■ Instructions for the task
Quote the entries that follow exactly, leaving none out.

■ Data supplied

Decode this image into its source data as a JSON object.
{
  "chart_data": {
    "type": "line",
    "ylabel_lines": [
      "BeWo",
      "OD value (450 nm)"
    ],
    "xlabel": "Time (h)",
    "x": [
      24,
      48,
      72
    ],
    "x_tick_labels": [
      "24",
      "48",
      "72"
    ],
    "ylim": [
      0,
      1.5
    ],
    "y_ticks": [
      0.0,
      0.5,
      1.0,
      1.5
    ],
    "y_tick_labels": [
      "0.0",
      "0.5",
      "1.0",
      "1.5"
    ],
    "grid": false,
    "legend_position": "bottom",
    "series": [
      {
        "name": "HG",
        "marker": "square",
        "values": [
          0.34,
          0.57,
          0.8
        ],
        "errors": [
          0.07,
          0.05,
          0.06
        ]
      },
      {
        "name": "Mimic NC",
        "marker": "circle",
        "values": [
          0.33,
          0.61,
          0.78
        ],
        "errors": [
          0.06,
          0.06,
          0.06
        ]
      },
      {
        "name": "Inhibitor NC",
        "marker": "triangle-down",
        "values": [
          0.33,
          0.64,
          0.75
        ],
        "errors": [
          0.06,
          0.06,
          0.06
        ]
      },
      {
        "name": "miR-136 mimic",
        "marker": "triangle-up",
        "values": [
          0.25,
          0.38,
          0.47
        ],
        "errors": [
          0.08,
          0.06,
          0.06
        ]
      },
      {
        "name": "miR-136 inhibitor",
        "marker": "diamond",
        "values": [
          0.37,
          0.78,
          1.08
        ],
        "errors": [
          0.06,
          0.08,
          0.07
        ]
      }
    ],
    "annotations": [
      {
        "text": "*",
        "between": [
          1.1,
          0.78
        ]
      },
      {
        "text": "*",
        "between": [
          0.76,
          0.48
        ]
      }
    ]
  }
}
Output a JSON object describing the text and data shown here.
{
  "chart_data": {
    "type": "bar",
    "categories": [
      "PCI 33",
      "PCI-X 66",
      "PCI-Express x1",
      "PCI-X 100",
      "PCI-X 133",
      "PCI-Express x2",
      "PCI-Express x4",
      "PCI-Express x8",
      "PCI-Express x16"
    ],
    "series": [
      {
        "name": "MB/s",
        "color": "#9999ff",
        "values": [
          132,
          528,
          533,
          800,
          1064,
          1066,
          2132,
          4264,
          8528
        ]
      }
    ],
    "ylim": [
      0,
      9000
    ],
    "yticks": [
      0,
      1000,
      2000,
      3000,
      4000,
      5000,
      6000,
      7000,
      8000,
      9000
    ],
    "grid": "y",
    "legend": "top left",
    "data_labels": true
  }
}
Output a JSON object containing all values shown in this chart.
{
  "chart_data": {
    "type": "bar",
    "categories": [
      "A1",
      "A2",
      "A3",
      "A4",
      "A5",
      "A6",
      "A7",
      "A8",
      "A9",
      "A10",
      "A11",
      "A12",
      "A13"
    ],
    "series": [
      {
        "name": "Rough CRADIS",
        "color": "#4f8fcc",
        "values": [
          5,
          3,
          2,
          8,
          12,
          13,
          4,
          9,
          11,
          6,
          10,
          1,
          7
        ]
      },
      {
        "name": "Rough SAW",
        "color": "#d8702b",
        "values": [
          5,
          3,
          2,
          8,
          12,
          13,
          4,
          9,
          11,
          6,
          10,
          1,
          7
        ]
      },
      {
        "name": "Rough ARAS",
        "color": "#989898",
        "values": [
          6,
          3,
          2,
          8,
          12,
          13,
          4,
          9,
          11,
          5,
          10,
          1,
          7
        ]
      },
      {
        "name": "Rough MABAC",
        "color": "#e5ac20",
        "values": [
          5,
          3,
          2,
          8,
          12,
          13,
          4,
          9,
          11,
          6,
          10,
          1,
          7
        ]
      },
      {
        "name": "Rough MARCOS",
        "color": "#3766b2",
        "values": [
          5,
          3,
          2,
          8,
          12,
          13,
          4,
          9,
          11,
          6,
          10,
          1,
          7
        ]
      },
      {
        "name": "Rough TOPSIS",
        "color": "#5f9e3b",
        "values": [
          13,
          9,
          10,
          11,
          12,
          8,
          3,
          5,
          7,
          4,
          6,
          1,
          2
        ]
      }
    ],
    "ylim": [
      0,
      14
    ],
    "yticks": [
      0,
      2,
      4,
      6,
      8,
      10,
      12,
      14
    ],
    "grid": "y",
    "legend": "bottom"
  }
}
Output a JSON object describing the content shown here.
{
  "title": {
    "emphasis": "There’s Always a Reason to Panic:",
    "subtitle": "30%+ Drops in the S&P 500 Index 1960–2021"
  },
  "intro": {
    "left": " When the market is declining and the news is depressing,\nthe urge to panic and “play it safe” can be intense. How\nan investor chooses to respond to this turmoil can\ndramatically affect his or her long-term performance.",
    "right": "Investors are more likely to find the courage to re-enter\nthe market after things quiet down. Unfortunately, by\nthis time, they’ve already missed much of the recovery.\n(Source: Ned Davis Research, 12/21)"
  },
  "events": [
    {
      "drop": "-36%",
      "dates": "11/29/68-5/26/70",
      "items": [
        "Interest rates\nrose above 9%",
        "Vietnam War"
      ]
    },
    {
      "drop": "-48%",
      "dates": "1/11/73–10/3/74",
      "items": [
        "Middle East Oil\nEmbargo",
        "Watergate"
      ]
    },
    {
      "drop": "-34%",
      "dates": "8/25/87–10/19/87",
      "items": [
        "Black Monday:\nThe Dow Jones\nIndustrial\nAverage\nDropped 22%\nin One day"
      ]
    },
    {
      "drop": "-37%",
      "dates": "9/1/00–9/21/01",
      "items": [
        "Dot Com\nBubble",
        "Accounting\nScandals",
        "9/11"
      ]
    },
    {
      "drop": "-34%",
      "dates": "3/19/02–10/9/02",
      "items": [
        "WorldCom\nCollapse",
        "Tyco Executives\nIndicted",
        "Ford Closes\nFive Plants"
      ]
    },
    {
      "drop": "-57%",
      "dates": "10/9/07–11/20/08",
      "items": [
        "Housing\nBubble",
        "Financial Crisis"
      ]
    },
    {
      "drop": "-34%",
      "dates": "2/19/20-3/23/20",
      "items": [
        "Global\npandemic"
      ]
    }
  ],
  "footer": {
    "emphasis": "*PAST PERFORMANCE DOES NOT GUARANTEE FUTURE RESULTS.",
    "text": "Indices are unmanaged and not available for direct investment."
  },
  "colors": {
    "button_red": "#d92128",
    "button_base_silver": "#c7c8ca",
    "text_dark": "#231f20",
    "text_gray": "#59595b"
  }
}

■ Expected output
Decode this image into its source data as a JSON object.
{
  "chart_data": {
    "type": "line",
    "ylabel_lines": [
      "BeWo",
      "OD value (450 nm)"
    ],
    "xlabel": "Time (h)",
    "x": [
      24,
      48,
      72
    ],
    "x_tick_labels": [
      "24",
      "48",
      "72"
    ],
    "ylim": [
      0,
      1.5
    ],
    "y_ticks": [
      0.0,
      0.5,
      1.0,
      1.5
    ],
    "y_tick_labels": [
      "0.0",
      "0.5",
      "1.0",
      "1.5"
    ],
    "grid": false,
    "legend_position": "bottom",
    "series": [
      {
        "name": "HG",
        "marker": "square",
        "values": [
          0.34,
          0.57,
          0.8
        ],
        "errors": [
          0.07,
          0.05,
          0.06
        ]
      },
      {
        "name": "Mimic NC",
        "marker": "circle",
        "values": [
          0.33,
          0.61,
          0.78
        ],
        "errors": [
          0.06,
          0.06,
          0.06
        ]
      },
      {
        "name": "Inhibitor NC",
        "marker": "triangle-down",
        "values": [
          0.33,
          0.64,
          0.75
        ],
        "errors": [
          0.06,
          0.06,
          0.06
        ]
      },
      {
        "name": "miR-136 mimic",
        "marker": "triangle-up",
        "values": [
          0.25,
          0.38,
          0.47
        ],
        "errors": [
          0.08,
          0.06,
          0.06
        ]
      },
      {
        "name": "miR-136 inhibitor",
        "marker": "diamond",
        "values": [
          0.37,
          0.78,
          1.08
        ],
        "errors": [
          0.06,
          0.08,
          0.07
        ]
      }
    ],
    "annotations": [
      {
        "text": "*",
        "between": [
          1.1,
          0.78
        ]
      },
      {
        "text": "*",
        "between": [
          0.76,
          0.48
        ]
      }
    ]
  }
}
Output a JSON object describing the text and data shown here.
{
  "chart_data": {
    "type": "bar",
    "categories": [
      "PCI 33",
      "PCI-X 66",
      "PCI-Express x1",
      "PCI-X 100",
      "PCI-X 133",
      "PCI-Express x2",
      "PCI-Express x4",
      "PCI-Express x8",
      "PCI-Express x16"
    ],
    "series": [
      {
        "name": "MB/s",
        "color": "#9999ff",
        "values": [
          132,
          528,
          533,
          800,
          1064,
          1066,
          2132,
          4264,
          8528
        ]
      }
    ],
    "ylim": [
      0,
      9000
    ],
    "yticks": [
      0,
      1000,
      2000,
      3000,
      4000,
      5000,
      6000,
      7000,
      8000,
      9000
    ],
    "grid": "y",
    "legend": "top left",
    "data_labels": true
  }
}
Output a JSON object containing all values shown in this chart.
{
  "chart_data": {
    "type": "bar",
    "categories": [
      "A1",
      "A2",
      "A3",
      "A4",
      "A5",
      "A6",
      "A7",
      "A8",
      "A9",
      "A10",
      "A11",
      "A12",
      "A13"
    ],
    "series": [
      {
        "name": "Rough CRADIS",
        "color": "#4f8fcc",
        "values": [
          5,
          3,
          2,
          8,
          12,
          13,
          4,
          9,
          11,
          6,
          10,
          1,
          7
        ]
      },
      {
        "name": "Rough SAW",
        "color": "#d8702b",
        "values": [
          5,
          3,
          2,
          8,
          12,
          13,
          4,
          9,
          11,
          6,
          10,
          1,
          7
        ]
      },
      {
        "name": "Rough ARAS",
        "color": "#989898",
        "values": [
          6,
          3,
          2,
          8,
          12,
          13,
          4,
          9,
          11,
          5,
          10,
          1,
          7
        ]
      },
      {
        "name": "Rough MABAC",
        "color": "#e5ac20",
        "values": [
          5,
          3,
          2,
          8,
          12,
          13,
          4,
          9,
          11,
          6,
          10,
          1,
          7
        ]
      },
      {
        "name": "Rough MARCOS",
        "color": "#3766b2",
        "values": [
          5,
          3,
          2,
          8,
          12,
          13,
          4,
          9,
          11,
          6,
          10,
          1,
          7
        ]
      },
      {
        "name": "Rough TOPSIS",
        "color": "#5f9e3b",
        "values": [
          13,
          9,
          10,
          11,
          12,
          8,
          3,
          5,
          7,
          4,
          6,
          1,
          2
        ]
      }
    ],
    "ylim": [
      0,
      14
    ],
    "yticks": [
      0,
      2,
      4,
      6,
      8,
      10,
      12,
      14
    ],
    "grid": "y",
    "legend": "bottom"
  }
}
Output a JSON object describing the content shown here.
{
  "title": {
    "emphasis": "There’s Always a Reason to Panic:",
    "subtitle": "30%+ Drops in the S&P 500 Index 1960–2021"
  },
  "intro": {
    "left": " When the market is declining and the news is depressing,\nthe urge to panic and “play it safe” can be intense. How\nan investor chooses to respond to this turmoil can\ndramatically affect his or her long-term performance.",
    "right": "Investors are more likely to find the courage to re-enter\nthe market after things quiet down. Unfortunately, by\nthis time, they’ve already missed much of the recovery.\n(Source: Ned Davis Research, 12/21)"
  },
  "events": [
    {
      "drop": "-36%",
      "dates": "11/29/68-5/26/70",
      "items": [
        "Interest rates\nrose above 9%",
        "Vietnam War"
      ]
    },
    {
      "drop": "-48%",
      "dates": "1/11/73–10/3/74",
      "items": [
        "Middle East Oil\nEmbargo",
        "Watergate"
      ]
    },
    {
      "drop": "-34%",
      "dates": "8/25/87–10/19/87",
      "items": [
        "Black Monday:\nThe Dow Jones\nIndustrial\nAverage\nDropped 22%\nin One day"
      ]
    },
    {
      "drop": "-37%",
      "dates": "9/1/00–9/21/01",
      "items": [
        "Dot Com\nBubble",
        "Accounting\nScandals",
        "9/11"
      ]
    },
    {
      "drop": "-34%",
      "dates": "3/19/02–10/9/02",
      "items": [
        "WorldCom\nCollapse",
        "Tyco Executives\nIndicted",
        "Ford Closes\nFive Plants"
      ]
    },
    {
      "drop": "-57%",
      "dates": "10/9/07–11/20/08",
      "items": [
        "Housing\nBubble",
        "Financial Crisis"
      ]
    },
    {
      "drop": "-34%",
      "dates": "2/19/20-3/23/20",
      "items": [
        "Global\npandemic"
      ]
    }
  ],
  "footer": {
    "emphasis": "*PAST PERFORMANCE DOES NOT GUARANTEE FUTURE RESULTS.",
    "text": "Indices are unmanaged and not available for direct investment."
  },
  "colors": {
    "button_red": "#d92128",
    "button_base_silver": "#c7c8ca",
    "text_dark": "#231f20",
    "text_gray": "#59595b"
  }
}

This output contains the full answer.